Go through the listing below and gather every line with the word "porosity".

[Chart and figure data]
====

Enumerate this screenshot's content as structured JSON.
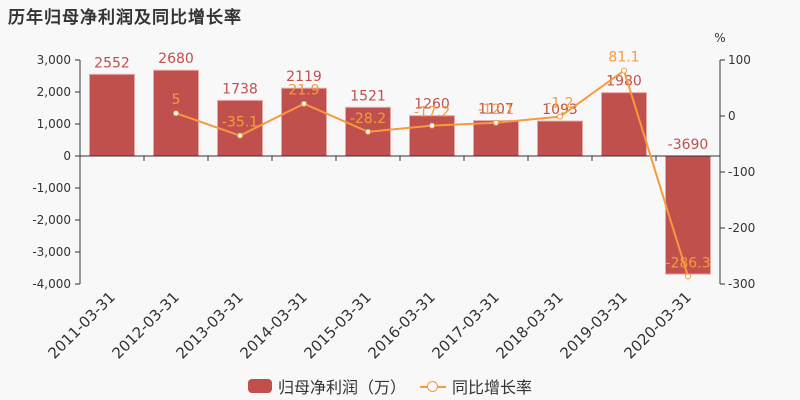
{
  "title": "历年归母净利润及同比增长率",
  "chart_data": {
    "type": "bar+line",
    "title": "历年归母净利润及同比增长率",
    "categories": [
      "2011-03-31",
      "2012-03-31",
      "2013-03-31",
      "2014-03-31",
      "2015-03-31",
      "2016-03-31",
      "2017-03-31",
      "2018-03-31",
      "2019-03-31",
      "2020-03-31"
    ],
    "series": [
      {
        "name": "归母净利润（万）",
        "type": "bar",
        "axis": "left",
        "color": "#c0504d",
        "values": [
          2552,
          2680,
          1738,
          2119,
          1521,
          1260,
          1107,
          1093,
          1980,
          -3690
        ]
      },
      {
        "name": "同比增长率",
        "type": "line",
        "axis": "right",
        "color": "#f79a3d",
        "values": [
          null,
          5,
          -35.1,
          21.9,
          -28.2,
          -17.2,
          -12.1,
          -1.2,
          81.1,
          -286.3
        ],
        "labels": [
          "",
          "5",
          "-35.1",
          "21.9",
          "-28.2",
          "-17.2",
          "-12.1",
          "-1.2",
          "81.1",
          "-286.3"
        ]
      }
    ],
    "left_axis": {
      "ylim": [
        -4000,
        3000
      ],
      "ticks": [
        "3,000",
        "2,000",
        "1,000",
        "0",
        "-1,000",
        "-2,000",
        "-3,000",
        "-4,000"
      ]
    },
    "right_axis": {
      "label": "%",
      "ylim": [
        -300,
        100
      ],
      "ticks": [
        "100",
        "0",
        "-100",
        "-200",
        "-300"
      ]
    },
    "legend": {
      "position": "bottom",
      "items": [
        "归母净利润（万）",
        "同比增长率"
      ]
    },
    "grid": false
  }
}
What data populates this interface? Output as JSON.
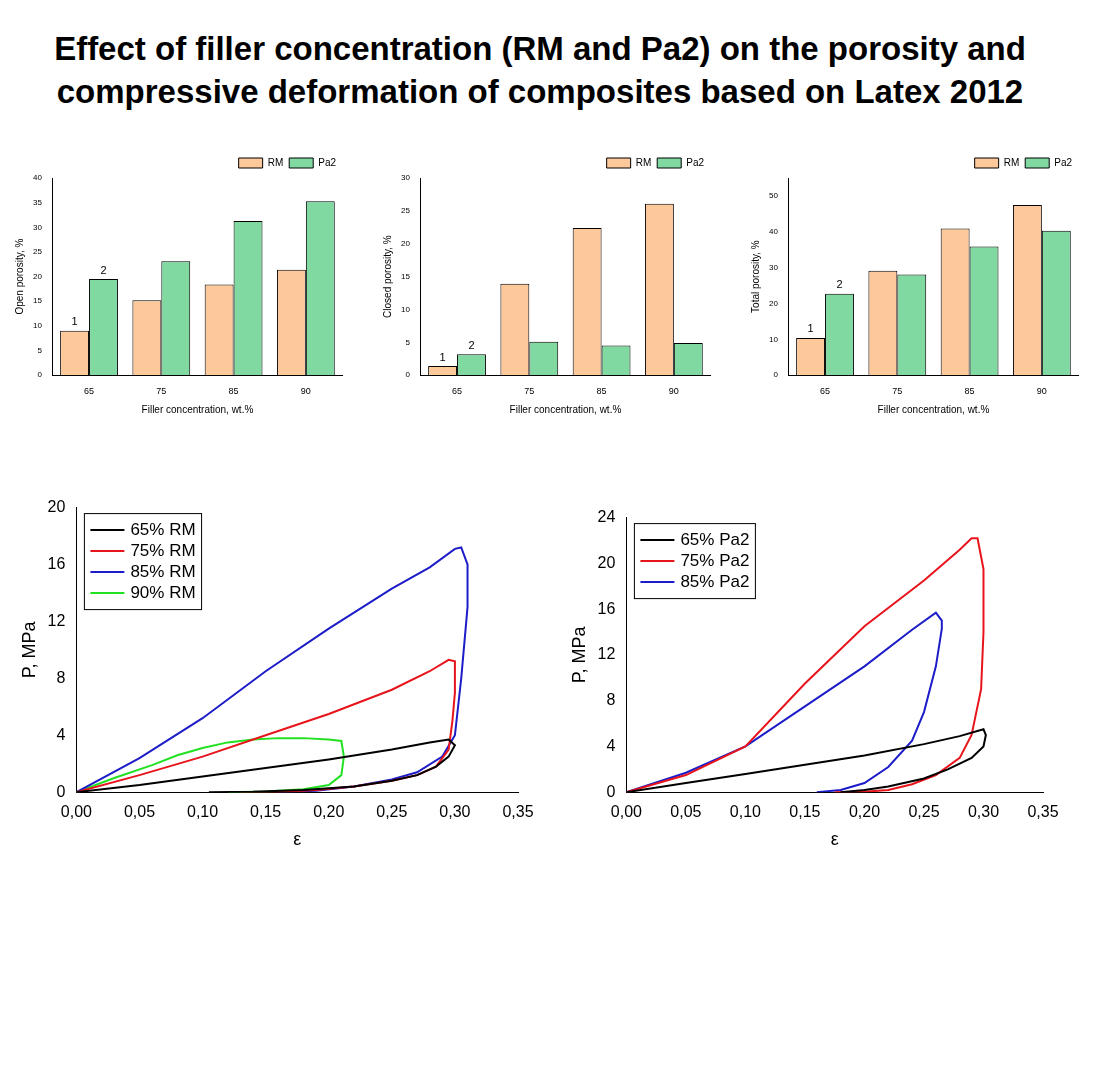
{
  "title": "Effect of filler concentration (RM and Pa2) on the porosity and compressive deformation of composites based on Latex 2012",
  "chart_data": [
    {
      "type": "bar",
      "x_label": "Filler concentration, wt.%",
      "y_label": "Open porosity, %",
      "categories": [
        "65",
        "75",
        "85",
        "90"
      ],
      "series": [
        {
          "name": "RM",
          "color": "#fdc89a",
          "values": [
            9.0,
            15.2,
            18.4,
            21.4
          ]
        },
        {
          "name": "Pa2",
          "color": "#80d9a0",
          "values": [
            19.5,
            23.1,
            31.3,
            35.3
          ]
        }
      ],
      "ylim": [
        0,
        40
      ],
      "yticks": [
        0,
        5,
        10,
        15,
        20,
        25,
        30,
        35,
        40
      ],
      "grid": false,
      "legend": "upper right",
      "annotations": [
        {
          "text": "1",
          "category": "65",
          "series": "RM"
        },
        {
          "text": "2",
          "category": "65",
          "series": "Pa2"
        }
      ]
    },
    {
      "type": "bar",
      "x_label": "Filler concentration, wt.%",
      "y_label": "Closed porosity, %",
      "categories": [
        "65",
        "75",
        "85",
        "90"
      ],
      "series": [
        {
          "name": "RM",
          "color": "#fdc89a",
          "values": [
            1.4,
            13.9,
            22.4,
            26.1
          ]
        },
        {
          "name": "Pa2",
          "color": "#80d9a0",
          "values": [
            3.2,
            5.1,
            4.5,
            4.9
          ]
        }
      ],
      "ylim": [
        0,
        30
      ],
      "yticks": [
        0,
        5,
        10,
        15,
        20,
        25,
        30
      ],
      "grid": false,
      "legend": "upper right",
      "annotations": [
        {
          "text": "1",
          "category": "65",
          "series": "RM"
        },
        {
          "text": "2",
          "category": "65",
          "series": "Pa2"
        }
      ]
    },
    {
      "type": "bar",
      "x_label": "Filler concentration, wt.%",
      "y_label": "Total porosity, %",
      "categories": [
        "65",
        "75",
        "85",
        "90"
      ],
      "series": [
        {
          "name": "RM",
          "color": "#fdc89a",
          "values": [
            10.4,
            29.1,
            40.9,
            47.5
          ]
        },
        {
          "name": "Pa2",
          "color": "#80d9a0",
          "values": [
            22.7,
            28.1,
            35.9,
            40.3
          ]
        }
      ],
      "ylim": [
        0,
        55
      ],
      "yticks": [
        0,
        10,
        20,
        30,
        40,
        50
      ],
      "grid": false,
      "legend": "upper right",
      "annotations": [
        {
          "text": "1",
          "category": "65",
          "series": "RM"
        },
        {
          "text": "2",
          "category": "65",
          "series": "Pa2"
        }
      ]
    },
    {
      "type": "line",
      "x_label": "ε",
      "y_label": "P, MPa",
      "series": [
        {
          "name": "65% RM",
          "color": "#000000",
          "x": [
            0,
            0.05,
            0.1,
            0.15,
            0.2,
            0.25,
            0.28,
            0.295,
            0.3,
            0.295,
            0.285,
            0.27,
            0.25,
            0.22,
            0.18,
            0.14,
            0.105
          ],
          "y": [
            0,
            0.5,
            1.1,
            1.7,
            2.3,
            3.0,
            3.5,
            3.7,
            3.3,
            2.5,
            1.8,
            1.2,
            0.8,
            0.4,
            0.15,
            0.03,
            0
          ]
        },
        {
          "name": "75% RM",
          "color": "#e8141c",
          "x": [
            0,
            0.05,
            0.1,
            0.15,
            0.2,
            0.25,
            0.28,
            0.295,
            0.3,
            0.3,
            0.298,
            0.295,
            0.285,
            0.27,
            0.25,
            0.22,
            0.19,
            0.16,
            0.13
          ],
          "y": [
            0,
            1.2,
            2.5,
            4.0,
            5.5,
            7.2,
            8.5,
            9.3,
            9.2,
            7.0,
            5.0,
            3.0,
            1.8,
            1.2,
            0.8,
            0.4,
            0.15,
            0.02,
            0
          ]
        },
        {
          "name": "85% RM",
          "color": "#1c1cc8",
          "x": [
            0,
            0.05,
            0.1,
            0.15,
            0.2,
            0.25,
            0.28,
            0.3,
            0.305,
            0.31,
            0.31,
            0.305,
            0.3,
            0.29,
            0.27,
            0.25,
            0.22,
            0.19,
            0.16
          ],
          "y": [
            0,
            2.4,
            5.2,
            8.5,
            11.5,
            14.3,
            15.8,
            17.1,
            17.2,
            16.0,
            13.0,
            8.0,
            4.0,
            2.5,
            1.4,
            0.9,
            0.4,
            0.1,
            0
          ]
        },
        {
          "name": "90% RM",
          "color": "#22e022",
          "x": [
            0,
            0.03,
            0.06,
            0.08,
            0.1,
            0.12,
            0.14,
            0.16,
            0.18,
            0.2,
            0.21,
            0.212,
            0.21,
            0.2,
            0.18,
            0.15,
            0.12
          ],
          "y": [
            0,
            1.0,
            1.9,
            2.6,
            3.1,
            3.5,
            3.7,
            3.8,
            3.8,
            3.7,
            3.6,
            2.5,
            1.2,
            0.5,
            0.2,
            0.05,
            0
          ]
        }
      ],
      "xlim": [
        0,
        0.35
      ],
      "xticks": [
        {
          "value": 0,
          "label": "0,00"
        },
        {
          "value": 0.05,
          "label": "0,05"
        },
        {
          "value": 0.1,
          "label": "0,10"
        },
        {
          "value": 0.15,
          "label": "0,15"
        },
        {
          "value": 0.2,
          "label": "0,20"
        },
        {
          "value": 0.25,
          "label": "0,25"
        },
        {
          "value": 0.3,
          "label": "0,30"
        },
        {
          "value": 0.35,
          "label": "0,35"
        }
      ],
      "ylim": [
        0,
        20
      ],
      "yticks": [
        0,
        4,
        8,
        12,
        16,
        20
      ],
      "grid": false,
      "legend": "upper left"
    },
    {
      "type": "line",
      "x_label": "ε",
      "y_label": "P, MPa",
      "series": [
        {
          "name": "65% Pa2",
          "color": "#000000",
          "x": [
            0,
            0.05,
            0.1,
            0.15,
            0.2,
            0.25,
            0.28,
            0.3,
            0.302,
            0.3,
            0.29,
            0.27,
            0.25,
            0.22,
            0.2,
            0.18
          ],
          "y": [
            0,
            0.8,
            1.6,
            2.4,
            3.2,
            4.2,
            4.9,
            5.5,
            5.0,
            4.0,
            3.0,
            2.0,
            1.2,
            0.5,
            0.2,
            0
          ]
        },
        {
          "name": "75% Pa2",
          "color": "#e8141c",
          "x": [
            0,
            0.05,
            0.1,
            0.15,
            0.2,
            0.25,
            0.28,
            0.29,
            0.295,
            0.3,
            0.3,
            0.298,
            0.29,
            0.28,
            0.26,
            0.24,
            0.22,
            0.2,
            0.175
          ],
          "y": [
            0,
            1.5,
            4.0,
            9.5,
            14.5,
            18.5,
            21.2,
            22.2,
            22.2,
            19.5,
            14.0,
            9.0,
            5.0,
            3.0,
            1.5,
            0.7,
            0.2,
            0.05,
            0
          ]
        },
        {
          "name": "85% Pa2",
          "color": "#1c1cc8",
          "x": [
            0,
            0.05,
            0.1,
            0.15,
            0.2,
            0.24,
            0.26,
            0.265,
            0.265,
            0.26,
            0.25,
            0.24,
            0.22,
            0.2,
            0.18,
            0.16
          ],
          "y": [
            0,
            1.7,
            4.0,
            7.5,
            11.0,
            14.2,
            15.7,
            15.0,
            14.3,
            11.0,
            7.0,
            4.5,
            2.2,
            0.8,
            0.2,
            0
          ]
        }
      ],
      "xlim": [
        0,
        0.35
      ],
      "xticks": [
        {
          "value": 0,
          "label": "0,00"
        },
        {
          "value": 0.05,
          "label": "0,05"
        },
        {
          "value": 0.1,
          "label": "0,10"
        },
        {
          "value": 0.15,
          "label": "0,15"
        },
        {
          "value": 0.2,
          "label": "0,20"
        },
        {
          "value": 0.25,
          "label": "0,25"
        },
        {
          "value": 0.3,
          "label": "0,30"
        },
        {
          "value": 0.35,
          "label": "0,35"
        }
      ],
      "ylim": [
        0,
        24
      ],
      "yticks": [
        0,
        4,
        8,
        12,
        16,
        20,
        24
      ],
      "grid": false,
      "legend": "upper left"
    }
  ]
}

====

◆ **Final result**:
  "title": "Effect of filler concentration (RM and Pa2) on the porosity and compressive deformation of composites based on Latex 2012",
      "y_label": "Open porosity, %",
      "y_label": "Closed porosity, %",
      "y_label": "Total porosity, %",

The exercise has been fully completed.